* _WORK TO BE COMPLETED_
Pick out the lines in the listing below that contain the word "Jones" and copy them.

%%

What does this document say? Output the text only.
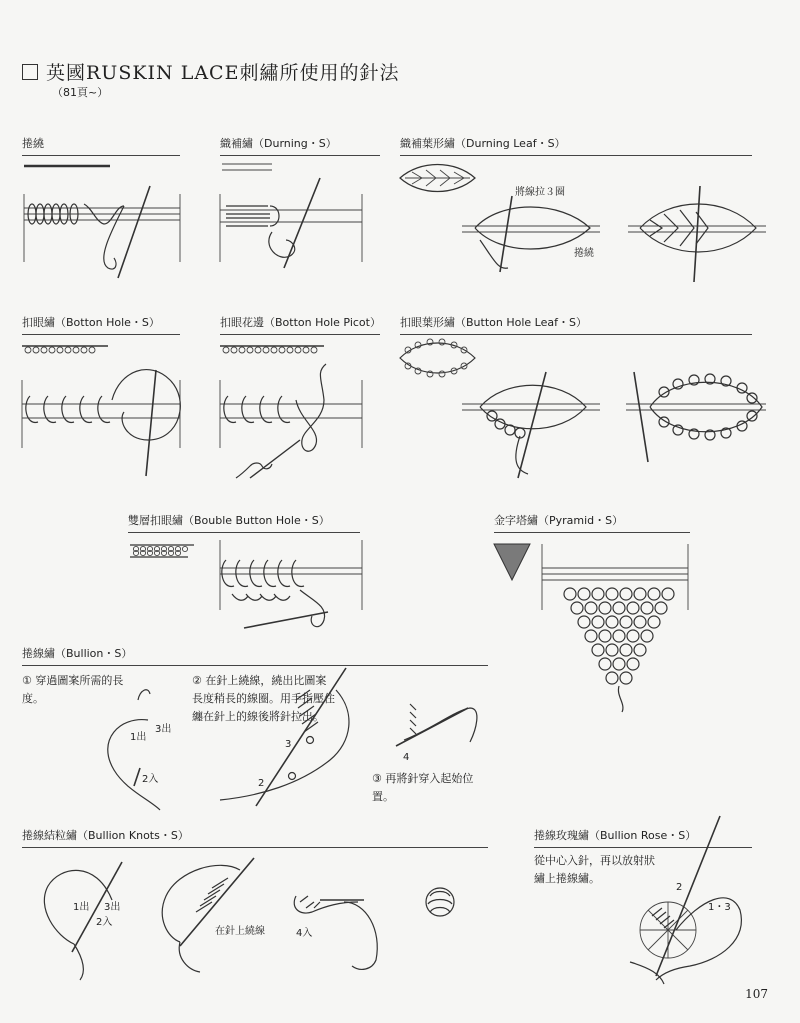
英國RUSKIN LACE刺繡所使用的針法
（81頁~）
捲繞	織補繡（Durning・S）	織補葉形繡（Durning Leaf・S）
扣眼繡（Botton Hole・S）	扣眼花邊（Botton Hole Picot） 扣眼葉形繡（Button Hole Leaf・S）
雙層扣眼繡（Bouble Button Hole・S）	金字塔繡（Pyramid・S）
捲線繡（Bullion・S）
捲線結粒繡（Bullion Knots・S）	捲線玫瑰繡（Bullion Rose・S）
將線拉３圈
捲繞
① 穿過圖案所需的長度。
② 在針上繞線，繞出比圖案長度稍長的線圈。用手指壓住纏在針上的線後將針拉出。
③ 再將針穿入起始位置。
1出
3出
2入	2
3
4
1出 3出
2入
在針上繞線	4入
從中心入針，再以放射狀繡上捲線繡。
2
1・3
107
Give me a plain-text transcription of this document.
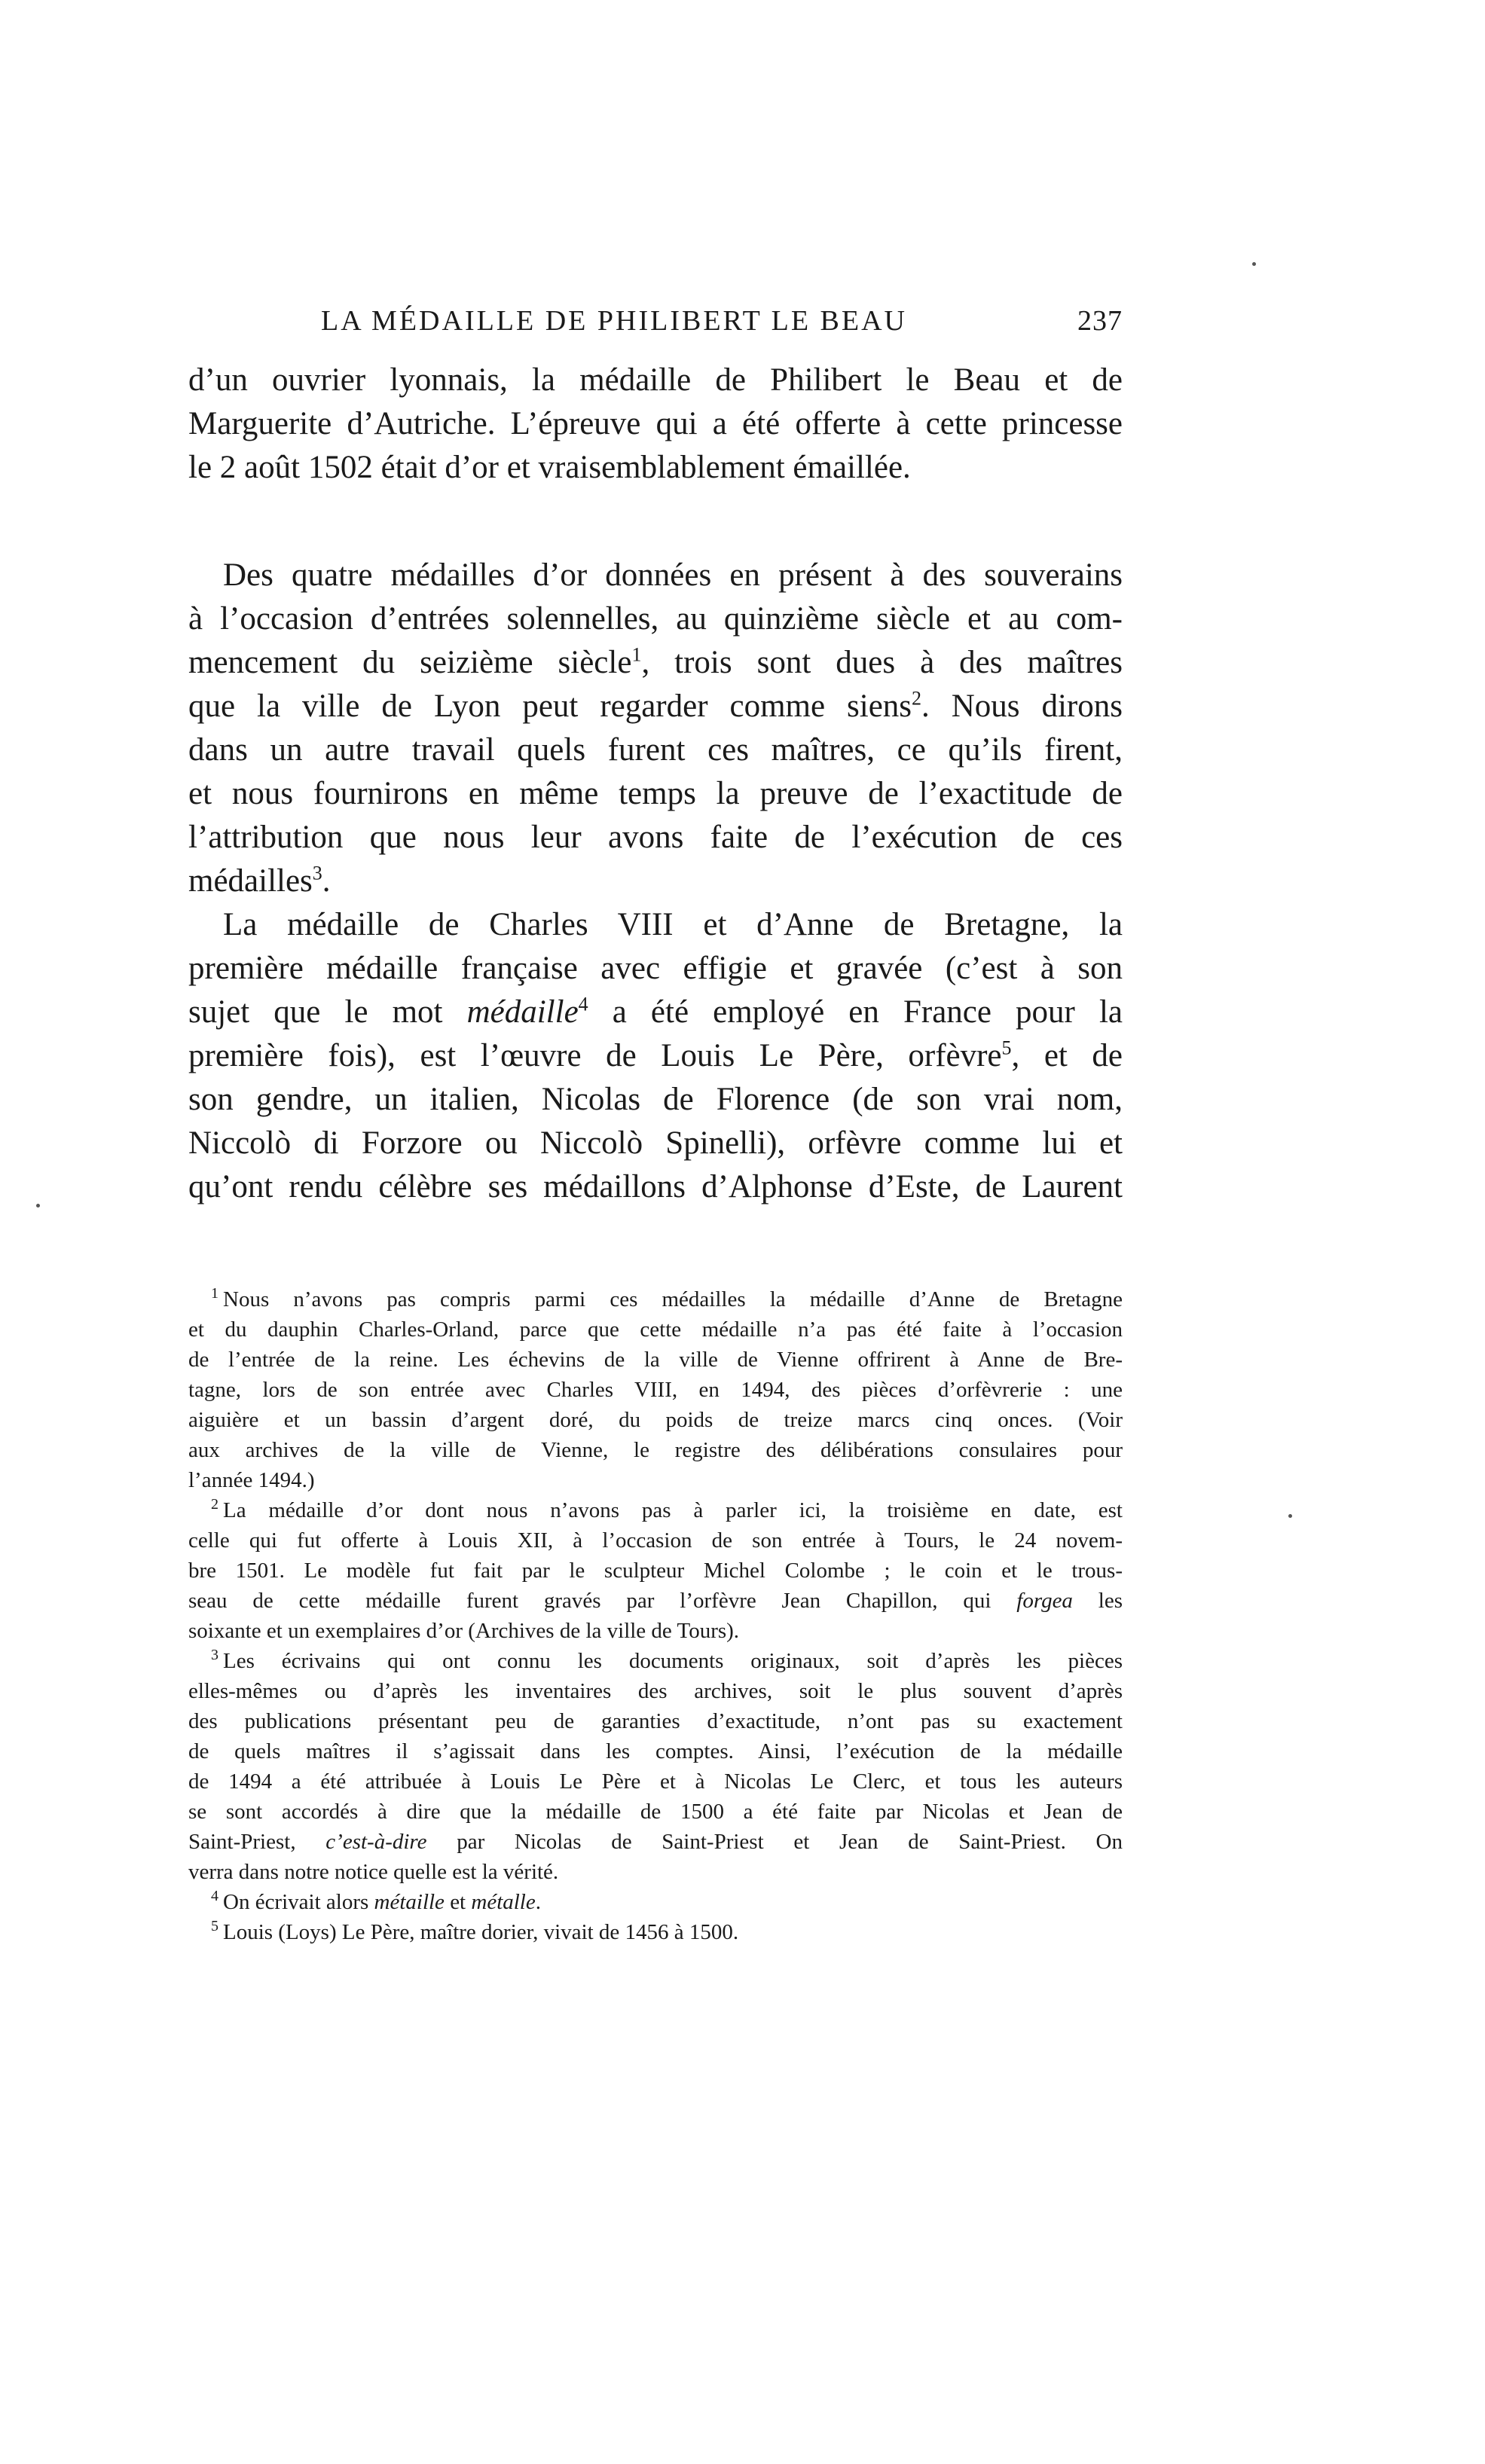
LA MÉDAILLE DE PHILIBERT LE BEAU	237
d’un ouvrier lyonnais, la médaille de Philibert le Beau et de
Marguerite d’Autriche. L’épreuve qui a été offerte à cette princesse
le 2 août 1502 était d’or et vraisemblablement émaillée.
Des quatre médailles d’or données en présent à des souverains
à l’occasion d’entrées solennelles, au quinzième siècle et au com-
mencement du seizième siècle$^1$, trois sont dues à des maîtres
que la ville de Lyon peut regarder comme siens$^2$. Nous dirons
dans un autre travail quels furent ces maîtres, ce qu’ils firent,
et nous fournirons en même temps la preuve de l’exactitude de
l’attribution que nous leur avons faite de l’exécution de ces
médailles$^3$.
La médaille de Charles VIII et d’Anne de Bretagne, la
première médaille française avec effigie et gravée (c’est à son
sujet que le mot médaille$^4$ a été employé en France pour la
première fois), est l’œuvre de Louis Le Père, orfèvre$^5$, et de
son gendre, un italien, Nicolas de Florence (de son vrai nom,
Niccolò di Forzore ou Niccolò Spinelli), orfèvre comme lui et
qu’ont rendu célèbre ses médaillons d’Alphonse d’Este, de Laurent
$^1$ Nous n’avons pas compris parmi ces médailles la médaille d’Anne de Bretagne
et du dauphin Charles-Orland, parce que cette médaille n’a pas été faite à l’occasion
de l’entrée de la reine. Les échevins de la ville de Vienne offrirent à Anne de Bre-
tagne, lors de son entrée avec Charles VIII, en 1494, des pièces d’orfèvrerie : une
aiguière et un bassin d’argent doré, du poids de treize marcs cinq onces. (Voir
aux archives de la ville de Vienne, le registre des délibérations consulaires pour
l’année 1494.)
$^2$ La médaille d’or dont nous n’avons pas à parler ici, la troisième en date, est
celle qui fut offerte à Louis XII, à l’occasion de son entrée à Tours, le 24 novem-
bre 1501. Le modèle fut fait par le sculpteur Michel Colombe ; le coin et le trous-
seau de cette médaille furent gravés par l’orfèvre Jean Chapillon, qui forgea les
soixante et un exemplaires d’or (Archives de la ville de Tours).
$^3$ Les écrivains qui ont connu les documents originaux, soit d’après les pièces
elles-mêmes ou d’après les inventaires des archives, soit le plus souvent d’après
des publications présentant peu de garanties d’exactitude, n’ont pas su exactement
de quels maîtres il s’agissait dans les comptes. Ainsi, l’exécution de la médaille
de 1494 a été attribuée à Louis Le Père et à Nicolas Le Clerc, et tous les auteurs
se sont accordés à dire que la médaille de 1500 a été faite par Nicolas et Jean de
Saint-Priest, c’est-à-dire par Nicolas de Saint-Priest et Jean de Saint-Priest. On
verra dans notre notice quelle est la vérité.
$^4$ On écrivait alors métaille et métalle.
$^5$ Louis (Loys) Le Père, maître dorier, vivait de 1456 à 1500.
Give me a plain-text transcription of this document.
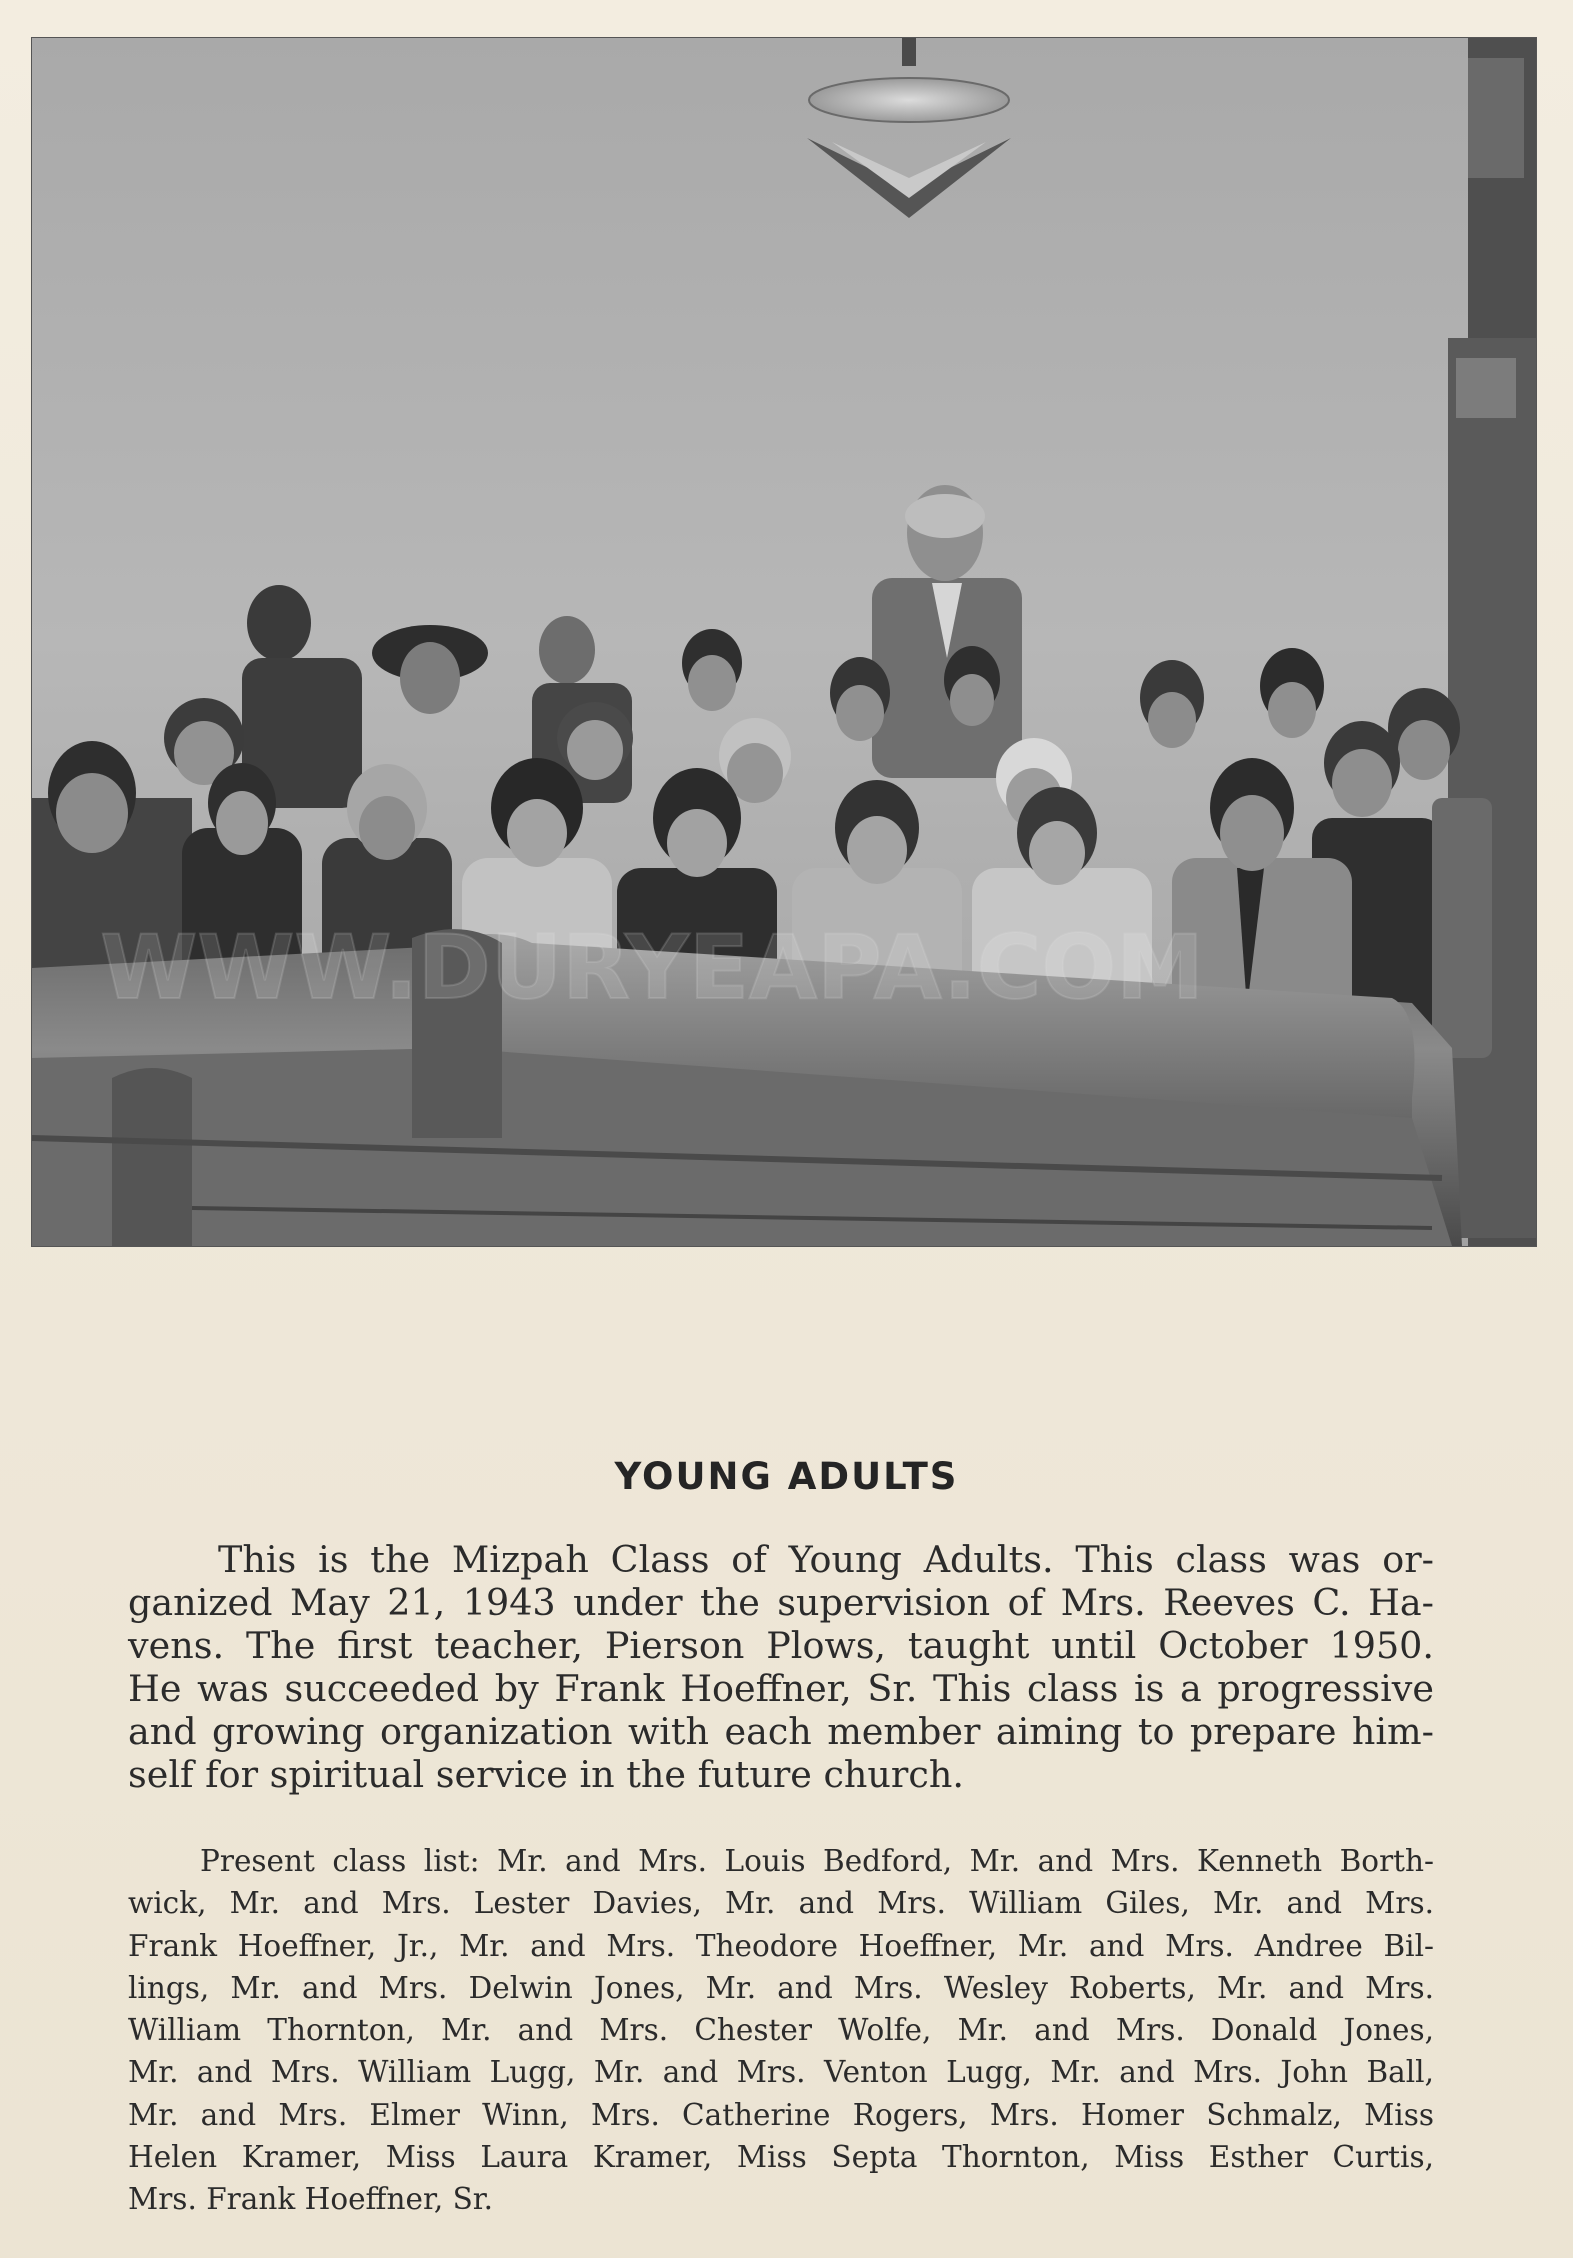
WWW.DURYEAPA.COM
YOUNG ADULTS
This is the Mizpah Class of Young Adults. This class was or-
ganized May 21, 1943 under the supervision of Mrs. Reeves C. Ha-
vens. The first teacher, Pierson Plows, taught until October 1950.
He was succeeded by Frank Hoeffner, Sr. This class is a progressive
and growing organization with each member aiming to prepare him-
self for spiritual service in the future church.
Present class list: Mr. and Mrs. Louis Bedford, Mr. and Mrs. Kenneth Borth-
wick, Mr. and Mrs. Lester Davies, Mr. and Mrs. William Giles, Mr. and Mrs.
Frank Hoeffner, Jr., Mr. and Mrs. Theodore Hoeffner, Mr. and Mrs. Andree Bil-
lings, Mr. and Mrs. Delwin Jones, Mr. and Mrs. Wesley Roberts, Mr. and Mrs.
William Thornton, Mr. and Mrs. Chester Wolfe, Mr. and Mrs. Donald Jones,
Mr. and Mrs. William Lugg, Mr. and Mrs. Venton Lugg, Mr. and Mrs. John Ball,
Mr. and Mrs. Elmer Winn, Mrs. Catherine Rogers, Mrs. Homer Schmalz, Miss
Helen Kramer, Miss Laura Kramer, Miss Septa Thornton, Miss Esther Curtis,
Mrs. Frank Hoeffner, Sr.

%%

* _EXERCISE SOLUTION_
lings, Mr. and Mrs. Delwin Jones, Mr. and Mrs. Wesley Roberts, Mr. and Mrs.
William Thornton, Mr. and Mrs. Chester Wolfe, Mr. and Mrs. Donald Jones,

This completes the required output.